-- BEGIN --

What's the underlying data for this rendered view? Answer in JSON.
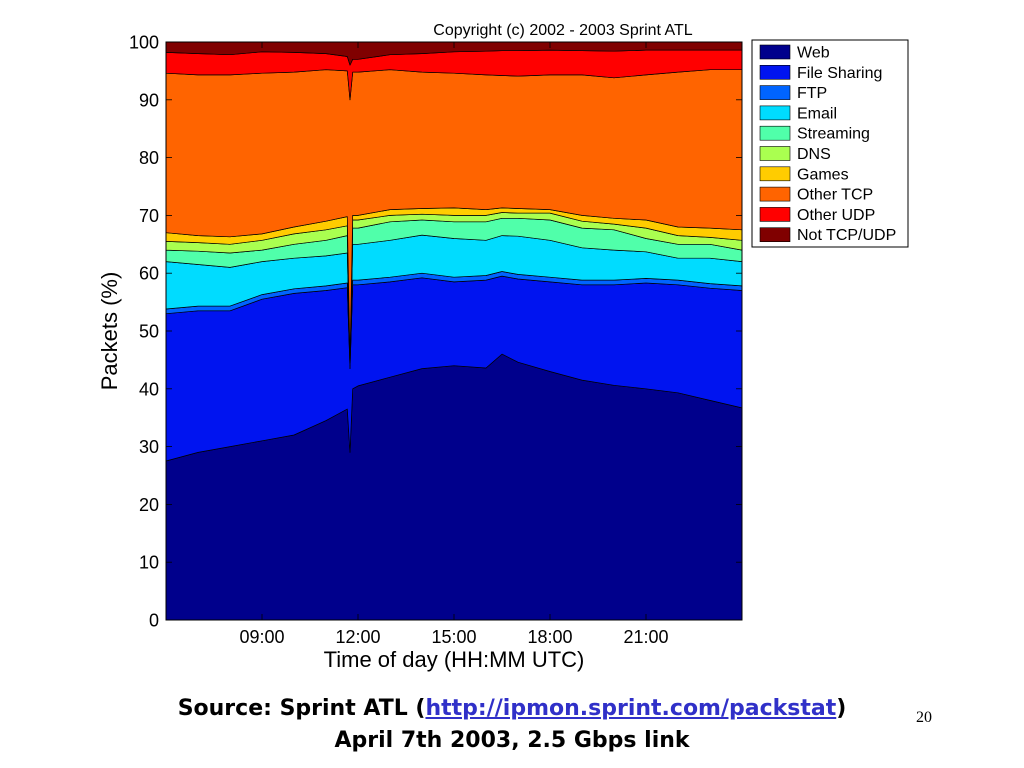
{
  "slide": {
    "source_prefix": "Source: Sprint ATL (",
    "source_link": "http://ipmon.sprint.com/packstat",
    "source_suffix": ")",
    "subtitle": "April 7th 2003, 2.5 Gbps link",
    "page_number": "20"
  },
  "chart_data": {
    "type": "area",
    "stacked": true,
    "title": "Copyright (c) 2002 - 2003 Sprint ATL",
    "xlabel": "Time of day (HH:MM UTC)",
    "ylabel": "Packets (%)",
    "xlim": [
      "06:00",
      "24:00"
    ],
    "ylim": [
      0,
      100
    ],
    "xticks": [
      "09:00",
      "12:00",
      "15:00",
      "18:00",
      "21:00"
    ],
    "yticks": [
      0,
      10,
      20,
      30,
      40,
      50,
      60,
      70,
      80,
      90,
      100
    ],
    "grid": false,
    "legend_position": "outside-right",
    "x": [
      "06:00",
      "07:00",
      "08:00",
      "09:00",
      "10:00",
      "11:00",
      "11:40",
      "11:45",
      "11:50",
      "12:00",
      "13:00",
      "14:00",
      "15:00",
      "16:00",
      "16:30",
      "17:00",
      "18:00",
      "19:00",
      "20:00",
      "21:00",
      "22:00",
      "23:00",
      "24:00"
    ],
    "series": [
      {
        "name": "Web",
        "color": "#00008c",
        "values": [
          27.5,
          29,
          30,
          31,
          32,
          34.5,
          36.5,
          29,
          40,
          40.5,
          42,
          43.5,
          44,
          43.6,
          46,
          44.6,
          43,
          41.5,
          40.6,
          40,
          39.3,
          38,
          36.7
        ]
      },
      {
        "name": "File Sharing",
        "color": "#0014f0",
        "values": [
          25.5,
          24.5,
          23.5,
          24.5,
          24.5,
          22.5,
          21.0,
          14.5,
          18.0,
          17.5,
          16.5,
          15.7,
          14.5,
          15.2,
          13.5,
          14.4,
          15.5,
          16.5,
          17.4,
          18.3,
          18.7,
          19.4,
          20.3
        ]
      },
      {
        "name": "FTP",
        "color": "#0064ff",
        "values": [
          0.8,
          0.8,
          0.8,
          0.8,
          0.8,
          0.8,
          0.8,
          0.5,
          0.8,
          0.8,
          0.8,
          0.8,
          0.8,
          0.8,
          0.8,
          0.8,
          0.8,
          0.8,
          0.8,
          0.8,
          0.8,
          0.8,
          0.8
        ]
      },
      {
        "name": "Email",
        "color": "#00dcff",
        "values": [
          8.2,
          7.2,
          6.7,
          5.7,
          5.3,
          5.2,
          5.2,
          0.5,
          6.2,
          6.2,
          6.4,
          6.6,
          6.7,
          6.1,
          6.2,
          6.6,
          6.4,
          5.6,
          5.2,
          4.6,
          3.8,
          4.4,
          4.2
        ]
      },
      {
        "name": "Streaming",
        "color": "#50ffaa",
        "values": [
          2.0,
          2.3,
          2.5,
          2.0,
          2.4,
          2.7,
          3.0,
          0.3,
          2.8,
          2.8,
          3.2,
          2.6,
          2.9,
          3.2,
          3.0,
          3.1,
          3.5,
          3.4,
          3.5,
          2.3,
          2.4,
          2.4,
          2.0
        ]
      },
      {
        "name": "DNS",
        "color": "#aaff50",
        "values": [
          1.5,
          1.5,
          1.5,
          1.7,
          1.8,
          1.8,
          1.7,
          0.3,
          1.4,
          1.4,
          1.1,
          1.0,
          1.1,
          1.1,
          1.0,
          0.9,
          1.2,
          1.2,
          1.0,
          1.8,
          1.5,
          1.2,
          1.7
        ]
      },
      {
        "name": "Games",
        "color": "#ffcc00",
        "values": [
          1.5,
          1.2,
          1.3,
          1.1,
          1.2,
          1.5,
          1.6,
          0.2,
          0.8,
          0.8,
          1.0,
          1.0,
          1.3,
          1.0,
          0.8,
          0.8,
          0.6,
          1.0,
          1.0,
          1.4,
          1.5,
          1.6,
          1.8
        ]
      },
      {
        "name": "Other TCP",
        "color": "#ff6400",
        "values": [
          27.6,
          27.8,
          28.0,
          27.8,
          26.8,
          26.2,
          25.2,
          44.7,
          24.8,
          24.8,
          24.2,
          23.6,
          23.3,
          23.3,
          22.9,
          22.9,
          23.3,
          24.3,
          24.3,
          25.1,
          26.8,
          27.4,
          27.7
        ]
      },
      {
        "name": "Other UDP",
        "color": "#ff0000",
        "values": [
          3.6,
          3.7,
          3.5,
          3.7,
          3.4,
          2.8,
          2.5,
          6.0,
          2.2,
          2.2,
          2.6,
          3.2,
          3.7,
          4.1,
          4.3,
          4.4,
          4.3,
          4.2,
          4.6,
          4.3,
          3.8,
          3.4,
          3.4
        ]
      },
      {
        "name": "Not TCP/UDP",
        "color": "#800000",
        "values": [
          1.8,
          2.0,
          2.2,
          1.7,
          1.8,
          2.0,
          2.5,
          4.0,
          3.0,
          3.0,
          2.2,
          2.0,
          1.7,
          1.6,
          1.5,
          1.5,
          1.4,
          1.5,
          1.6,
          1.4,
          1.4,
          1.4,
          1.4
        ]
      }
    ]
  }
}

-- END --

### [What needs to be done]
Repeat the entries exactly. Pictures are excluded from the copy.

### [Output below]
What's the underlying data for this rendered view? Answer in JSON.
{
  "slide": {
    "source_prefix": "Source: Sprint ATL (",
    "source_link": "http://ipmon.sprint.com/packstat",
    "source_suffix": ")",
    "subtitle": "April 7th 2003, 2.5 Gbps link",
    "page_number": "20"
  },
  "chart_data": {
    "type": "area",
    "stacked": true,
    "title": "Copyright (c) 2002 - 2003 Sprint ATL",
    "xlabel": "Time of day (HH:MM UTC)",
    "ylabel": "Packets (%)",
    "xlim": [
      "06:00",
      "24:00"
    ],
    "ylim": [
      0,
      100
    ],
    "xticks": [
      "09:00",
      "12:00",
      "15:00",
      "18:00",
      "21:00"
    ],
    "yticks": [
      0,
      10,
      20,
      30,
      40,
      50,
      60,
      70,
      80,
      90,
      100
    ],
    "grid": false,
    "legend_position": "outside-right",
    "x": [
      "06:00",
      "07:00",
      "08:00",
      "09:00",
      "10:00",
      "11:00",
      "11:40",
      "11:45",
      "11:50",
      "12:00",
      "13:00",
      "14:00",
      "15:00",
      "16:00",
      "16:30",
      "17:00",
      "18:00",
      "19:00",
      "20:00",
      "21:00",
      "22:00",
      "23:00",
      "24:00"
    ],
    "series": [
      {
        "name": "Web",
        "color": "#00008c",
        "values": [
          27.5,
          29,
          30,
          31,
          32,
          34.5,
          36.5,
          29,
          40,
          40.5,
          42,
          43.5,
          44,
          43.6,
          46,
          44.6,
          43,
          41.5,
          40.6,
          40,
          39.3,
          38,
          36.7
        ]
      },
      {
        "name": "File Sharing",
        "color": "#0014f0",
        "values": [
          25.5,
          24.5,
          23.5,
          24.5,
          24.5,
          22.5,
          21.0,
          14.5,
          18.0,
          17.5,
          16.5,
          15.7,
          14.5,
          15.2,
          13.5,
          14.4,
          15.5,
          16.5,
          17.4,
          18.3,
          18.7,
          19.4,
          20.3
        ]
      },
      {
        "name": "FTP",
        "color": "#0064ff",
        "values": [
          0.8,
          0.8,
          0.8,
          0.8,
          0.8,
          0.8,
          0.8,
          0.5,
          0.8,
          0.8,
          0.8,
          0.8,
          0.8,
          0.8,
          0.8,
          0.8,
          0.8,
          0.8,
          0.8,
          0.8,
          0.8,
          0.8,
          0.8
        ]
      },
      {
        "name": "Email",
        "color": "#00dcff",
        "values": [
          8.2,
          7.2,
          6.7,
          5.7,
          5.3,
          5.2,
          5.2,
          0.5,
          6.2,
          6.2,
          6.4,
          6.6,
          6.7,
          6.1,
          6.2,
          6.6,
          6.4,
          5.6,
          5.2,
          4.6,
          3.8,
          4.4,
          4.2
        ]
      },
      {
        "name": "Streaming",
        "color": "#50ffaa",
        "values": [
          2.0,
          2.3,
          2.5,
          2.0,
          2.4,
          2.7,
          3.0,
          0.3,
          2.8,
          2.8,
          3.2,
          2.6,
          2.9,
          3.2,
          3.0,
          3.1,
          3.5,
          3.4,
          3.5,
          2.3,
          2.4,
          2.4,
          2.0
        ]
      },
      {
        "name": "DNS",
        "color": "#aaff50",
        "values": [
          1.5,
          1.5,
          1.5,
          1.7,
          1.8,
          1.8,
          1.7,
          0.3,
          1.4,
          1.4,
          1.1,
          1.0,
          1.1,
          1.1,
          1.0,
          0.9,
          1.2,
          1.2,
          1.0,
          1.8,
          1.5,
          1.2,
          1.7
        ]
      },
      {
        "name": "Games",
        "color": "#ffcc00",
        "values": [
          1.5,
          1.2,
          1.3,
          1.1,
          1.2,
          1.5,
          1.6,
          0.2,
          0.8,
          0.8,
          1.0,
          1.0,
          1.3,
          1.0,
          0.8,
          0.8,
          0.6,
          1.0,
          1.0,
          1.4,
          1.5,
          1.6,
          1.8
        ]
      },
      {
        "name": "Other TCP",
        "color": "#ff6400",
        "values": [
          27.6,
          27.8,
          28.0,
          27.8,
          26.8,
          26.2,
          25.2,
          44.7,
          24.8,
          24.8,
          24.2,
          23.6,
          23.3,
          23.3,
          22.9,
          22.9,
          23.3,
          24.3,
          24.3,
          25.1,
          26.8,
          27.4,
          27.7
        ]
      },
      {
        "name": "Other UDP",
        "color": "#ff0000",
        "values": [
          3.6,
          3.7,
          3.5,
          3.7,
          3.4,
          2.8,
          2.5,
          6.0,
          2.2,
          2.2,
          2.6,
          3.2,
          3.7,
          4.1,
          4.3,
          4.4,
          4.3,
          4.2,
          4.6,
          4.3,
          3.8,
          3.4,
          3.4
        ]
      },
      {
        "name": "Not TCP/UDP",
        "color": "#800000",
        "values": [
          1.8,
          2.0,
          2.2,
          1.7,
          1.8,
          2.0,
          2.5,
          4.0,
          3.0,
          3.0,
          2.2,
          2.0,
          1.7,
          1.6,
          1.5,
          1.5,
          1.4,
          1.5,
          1.6,
          1.4,
          1.4,
          1.4,
          1.4
        ]
      }
    ]
  }
}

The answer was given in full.